Work instructions: Will you give every entry again exactly as it stands?
--- Source records ---
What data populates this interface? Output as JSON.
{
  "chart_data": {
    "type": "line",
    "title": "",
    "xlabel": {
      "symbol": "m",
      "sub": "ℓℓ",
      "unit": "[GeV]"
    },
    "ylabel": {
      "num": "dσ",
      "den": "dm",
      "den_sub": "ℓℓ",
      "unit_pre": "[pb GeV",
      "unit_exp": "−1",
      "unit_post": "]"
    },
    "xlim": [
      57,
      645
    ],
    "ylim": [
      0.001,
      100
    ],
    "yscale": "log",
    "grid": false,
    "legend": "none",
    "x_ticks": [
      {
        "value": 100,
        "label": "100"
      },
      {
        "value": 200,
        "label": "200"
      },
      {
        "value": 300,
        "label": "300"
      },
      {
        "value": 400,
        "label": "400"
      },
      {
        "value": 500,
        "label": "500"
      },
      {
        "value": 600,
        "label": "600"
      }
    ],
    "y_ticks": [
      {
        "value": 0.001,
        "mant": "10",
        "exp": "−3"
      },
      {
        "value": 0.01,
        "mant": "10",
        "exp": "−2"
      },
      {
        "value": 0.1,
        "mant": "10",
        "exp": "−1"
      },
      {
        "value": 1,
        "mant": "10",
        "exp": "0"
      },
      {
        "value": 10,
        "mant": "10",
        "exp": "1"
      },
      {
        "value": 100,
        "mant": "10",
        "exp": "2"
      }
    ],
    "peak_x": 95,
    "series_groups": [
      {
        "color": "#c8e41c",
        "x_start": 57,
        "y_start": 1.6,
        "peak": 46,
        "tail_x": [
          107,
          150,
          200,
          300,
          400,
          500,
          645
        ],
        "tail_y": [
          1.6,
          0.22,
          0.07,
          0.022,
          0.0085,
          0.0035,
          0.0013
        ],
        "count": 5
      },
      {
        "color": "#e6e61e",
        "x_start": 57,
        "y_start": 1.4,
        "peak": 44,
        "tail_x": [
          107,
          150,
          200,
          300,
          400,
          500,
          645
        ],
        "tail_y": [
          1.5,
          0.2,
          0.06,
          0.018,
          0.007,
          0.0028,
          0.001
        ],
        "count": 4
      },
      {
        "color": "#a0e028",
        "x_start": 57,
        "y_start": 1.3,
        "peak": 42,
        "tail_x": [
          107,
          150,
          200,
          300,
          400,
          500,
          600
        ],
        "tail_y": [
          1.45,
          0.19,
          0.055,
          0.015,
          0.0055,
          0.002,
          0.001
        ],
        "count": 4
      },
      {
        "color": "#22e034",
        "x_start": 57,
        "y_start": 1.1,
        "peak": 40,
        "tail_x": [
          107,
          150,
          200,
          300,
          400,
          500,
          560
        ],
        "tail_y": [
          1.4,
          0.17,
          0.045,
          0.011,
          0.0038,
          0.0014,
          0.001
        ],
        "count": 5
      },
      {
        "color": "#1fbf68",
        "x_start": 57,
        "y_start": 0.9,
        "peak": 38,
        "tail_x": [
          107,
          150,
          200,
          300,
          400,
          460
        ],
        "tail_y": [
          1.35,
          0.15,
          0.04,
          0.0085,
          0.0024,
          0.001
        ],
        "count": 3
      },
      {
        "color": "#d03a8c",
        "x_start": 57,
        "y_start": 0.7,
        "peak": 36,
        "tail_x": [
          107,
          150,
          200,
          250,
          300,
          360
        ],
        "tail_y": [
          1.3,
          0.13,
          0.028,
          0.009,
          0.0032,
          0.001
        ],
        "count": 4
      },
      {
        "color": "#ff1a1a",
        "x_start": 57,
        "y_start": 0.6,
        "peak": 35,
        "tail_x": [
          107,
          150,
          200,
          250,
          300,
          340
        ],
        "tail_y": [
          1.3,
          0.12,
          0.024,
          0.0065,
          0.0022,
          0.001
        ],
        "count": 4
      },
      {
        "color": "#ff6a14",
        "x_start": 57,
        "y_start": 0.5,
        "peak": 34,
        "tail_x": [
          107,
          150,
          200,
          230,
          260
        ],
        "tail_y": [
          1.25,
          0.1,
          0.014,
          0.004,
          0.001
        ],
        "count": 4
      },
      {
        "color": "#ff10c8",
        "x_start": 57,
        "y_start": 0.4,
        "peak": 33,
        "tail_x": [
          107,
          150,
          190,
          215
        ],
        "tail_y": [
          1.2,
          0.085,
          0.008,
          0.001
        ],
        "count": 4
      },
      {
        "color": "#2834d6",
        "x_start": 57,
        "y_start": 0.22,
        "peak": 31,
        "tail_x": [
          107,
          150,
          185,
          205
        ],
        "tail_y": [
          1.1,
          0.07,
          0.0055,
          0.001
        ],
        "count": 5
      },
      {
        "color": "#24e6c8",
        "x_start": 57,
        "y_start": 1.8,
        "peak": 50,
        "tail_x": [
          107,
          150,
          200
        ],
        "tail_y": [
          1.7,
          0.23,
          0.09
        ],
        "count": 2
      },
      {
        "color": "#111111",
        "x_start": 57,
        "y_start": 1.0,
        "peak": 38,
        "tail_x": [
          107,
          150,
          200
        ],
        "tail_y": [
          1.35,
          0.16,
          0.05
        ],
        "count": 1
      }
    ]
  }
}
---
Response to this exercise:
What data populates this interface? Output as JSON.
{
  "chart_data": {
    "type": "line",
    "title": "",
    "xlabel": {
      "symbol": "m",
      "sub": "ℓℓ",
      "unit": "[GeV]"
    },
    "ylabel": {
      "num": "dσ",
      "den": "dm",
      "den_sub": "ℓℓ",
      "unit_pre": "[pb GeV",
      "unit_exp": "−1",
      "unit_post": "]"
    },
    "xlim": [
      57,
      645
    ],
    "ylim": [
      0.001,
      100
    ],
    "yscale": "log",
    "grid": false,
    "legend": "none",
    "x_ticks": [
      {
        "value": 100,
        "label": "100"
      },
      {
        "value": 200,
        "label": "200"
      },
      {
        "value": 300,
        "label": "300"
      },
      {
        "value": 400,
        "label": "400"
      },
      {
        "value": 500,
        "label": "500"
      },
      {
        "value": 600,
        "label": "600"
      }
    ],
    "y_ticks": [
      {
        "value": 0.001,
        "mant": "10",
        "exp": "−3"
      },
      {
        "value": 0.01,
        "mant": "10",
        "exp": "−2"
      },
      {
        "value": 0.1,
        "mant": "10",
        "exp": "−1"
      },
      {
        "value": 1,
        "mant": "10",
        "exp": "0"
      },
      {
        "value": 10,
        "mant": "10",
        "exp": "1"
      },
      {
        "value": 100,
        "mant": "10",
        "exp": "2"
      }
    ],
    "peak_x": 95,
    "series_groups": [
      {
        "color": "#c8e41c",
        "x_start": 57,
        "y_start": 1.6,
        "peak": 46,
        "tail_x": [
          107,
          150,
          200,
          300,
          400,
          500,
          645
        ],
        "tail_y": [
          1.6,
          0.22,
          0.07,
          0.022,
          0.0085,
          0.0035,
          0.0013
        ],
        "count": 5
      },
      {
        "color": "#e6e61e",
        "x_start": 57,
        "y_start": 1.4,
        "peak": 44,
        "tail_x": [
          107,
          150,
          200,
          300,
          400,
          500,
          645
        ],
        "tail_y": [
          1.5,
          0.2,
          0.06,
          0.018,
          0.007,
          0.0028,
          0.001
        ],
        "count": 4
      },
      {
        "color": "#a0e028",
        "x_start": 57,
        "y_start": 1.3,
        "peak": 42,
        "tail_x": [
          107,
          150,
          200,
          300,
          400,
          500,
          600
        ],
        "tail_y": [
          1.45,
          0.19,
          0.055,
          0.015,
          0.0055,
          0.002,
          0.001
        ],
        "count": 4
      },
      {
        "color": "#22e034",
        "x_start": 57,
        "y_start": 1.1,
        "peak": 40,
        "tail_x": [
          107,
          150,
          200,
          300,
          400,
          500,
          560
        ],
        "tail_y": [
          1.4,
          0.17,
          0.045,
          0.011,
          0.0038,
          0.0014,
          0.001
        ],
        "count": 5
      },
      {
        "color": "#1fbf68",
        "x_start": 57,
        "y_start": 0.9,
        "peak": 38,
        "tail_x": [
          107,
          150,
          200,
          300,
          400,
          460
        ],
        "tail_y": [
          1.35,
          0.15,
          0.04,
          0.0085,
          0.0024,
          0.001
        ],
        "count": 3
      },
      {
        "color": "#d03a8c",
        "x_start": 57,
        "y_start": 0.7,
        "peak": 36,
        "tail_x": [
          107,
          150,
          200,
          250,
          300,
          360
        ],
        "tail_y": [
          1.3,
          0.13,
          0.028,
          0.009,
          0.0032,
          0.001
        ],
        "count": 4
      },
      {
        "color": "#ff1a1a",
        "x_start": 57,
        "y_start": 0.6,
        "peak": 35,
        "tail_x": [
          107,
          150,
          200,
          250,
          300,
          340
        ],
        "tail_y": [
          1.3,
          0.12,
          0.024,
          0.0065,
          0.0022,
          0.001
        ],
        "count": 4
      },
      {
        "color": "#ff6a14",
        "x_start": 57,
        "y_start": 0.5,
        "peak": 34,
        "tail_x": [
          107,
          150,
          200,
          230,
          260
        ],
        "tail_y": [
          1.25,
          0.1,
          0.014,
          0.004,
          0.001
        ],
        "count": 4
      },
      {
        "color": "#ff10c8",
        "x_start": 57,
        "y_start": 0.4,
        "peak": 33,
        "tail_x": [
          107,
          150,
          190,
          215
        ],
        "tail_y": [
          1.2,
          0.085,
          0.008,
          0.001
        ],
        "count": 4
      },
      {
        "color": "#2834d6",
        "x_start": 57,
        "y_start": 0.22,
        "peak": 31,
        "tail_x": [
          107,
          150,
          185,
          205
        ],
        "tail_y": [
          1.1,
          0.07,
          0.0055,
          0.001
        ],
        "count": 5
      },
      {
        "color": "#24e6c8",
        "x_start": 57,
        "y_start": 1.8,
        "peak": 50,
        "tail_x": [
          107,
          150,
          200
        ],
        "tail_y": [
          1.7,
          0.23,
          0.09
        ],
        "count": 2
      },
      {
        "color": "#111111",
        "x_start": 57,
        "y_start": 1.0,
        "peak": 38,
        "tail_x": [
          107,
          150,
          200
        ],
        "tail_y": [
          1.35,
          0.16,
          0.05
        ],
        "count": 1
      }
    ]
  }
}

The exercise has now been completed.